==== Given records

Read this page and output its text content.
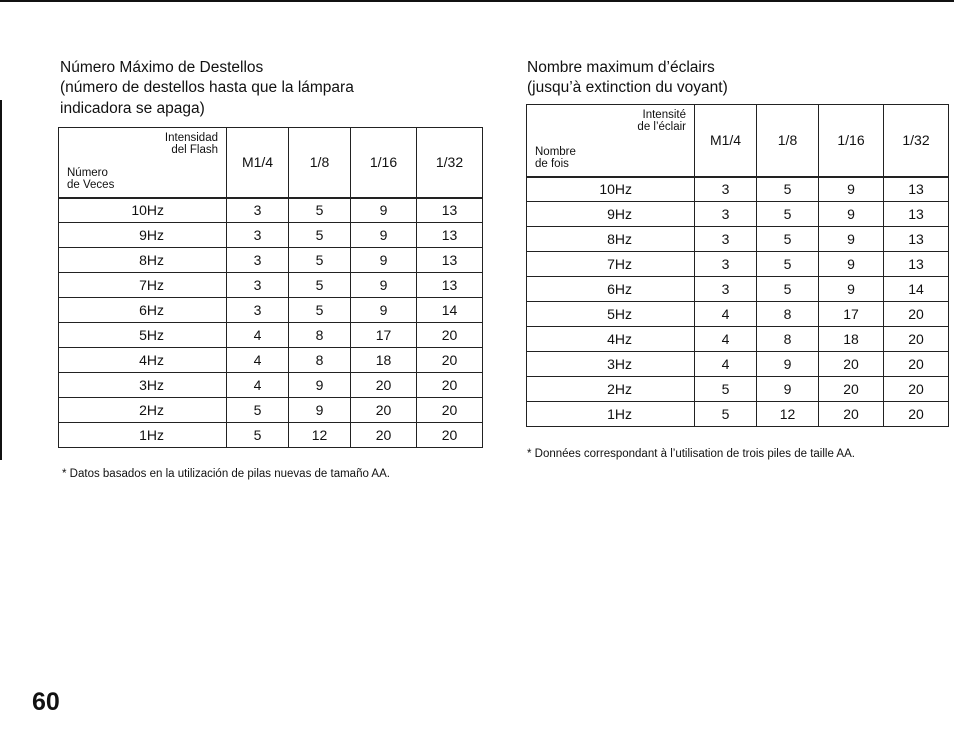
Número Máximo de Destellos

(número de destellos hasta que la lámpara

indicadora se apaga)

Intensidad
del Flash
Número
de Veces	M1/4	1/8	1/16	1/32
10Hz	3	5	9	13
9Hz	3	5	9	13
8Hz	3	5	9	13
7Hz	3	5	9	13
6Hz	3	5	9	14
5Hz	4	8	17	20
4Hz	4	8	18	20
3Hz	4	9	20	20
2Hz	5	9	20	20
1Hz	5	12	20	20
* Datos basados en la utilización de pilas nuevas de tamaño AA.
Nombre maximum d’éclairs

(jusqu’à extinction du voyant)

Intensité
de l’éclair
Nombre
de fois	M1/4	1/8	1/16	1/32
10Hz	3	5	9	13
9Hz	3	5	9	13
8Hz	3	5	9	13
7Hz	3	5	9	13
6Hz	3	5	9	14
5Hz	4	8	17	20
4Hz	4	8	18	20
3Hz	4	9	20	20
2Hz	5	9	20	20
1Hz	5	12	20	20
* Données correspondant à l’utilisation de trois piles de taille AA.
60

========

**Description of the task**
In your copy of the listing above, reproduce each line exactly and omit all pictures.

**Output below**
Read this page and output its text content.
Número Máximo de Destellos

(número de destellos hasta que la lámpara

indicadora se apaga)

Intensidad
del Flash
Número
de Veces	M1/4	1/8	1/16	1/32
10Hz	3	5	9	13
9Hz	3	5	9	13
8Hz	3	5	9	13
7Hz	3	5	9	13
6Hz	3	5	9	14
5Hz	4	8	17	20
4Hz	4	8	18	20
3Hz	4	9	20	20
2Hz	5	9	20	20
1Hz	5	12	20	20
* Datos basados en la utilización de pilas nuevas de tamaño AA.
Nombre maximum d’éclairs

(jusqu’à extinction du voyant)

Intensité
de l’éclair
Nombre
de fois	M1/4	1/8	1/16	1/32
10Hz	3	5	9	13
9Hz	3	5	9	13
8Hz	3	5	9	13
7Hz	3	5	9	13
6Hz	3	5	9	14
5Hz	4	8	17	20
4Hz	4	8	18	20
3Hz	4	9	20	20
2Hz	5	9	20	20
1Hz	5	12	20	20
* Données correspondant à l’utilisation de trois piles de taille AA.
60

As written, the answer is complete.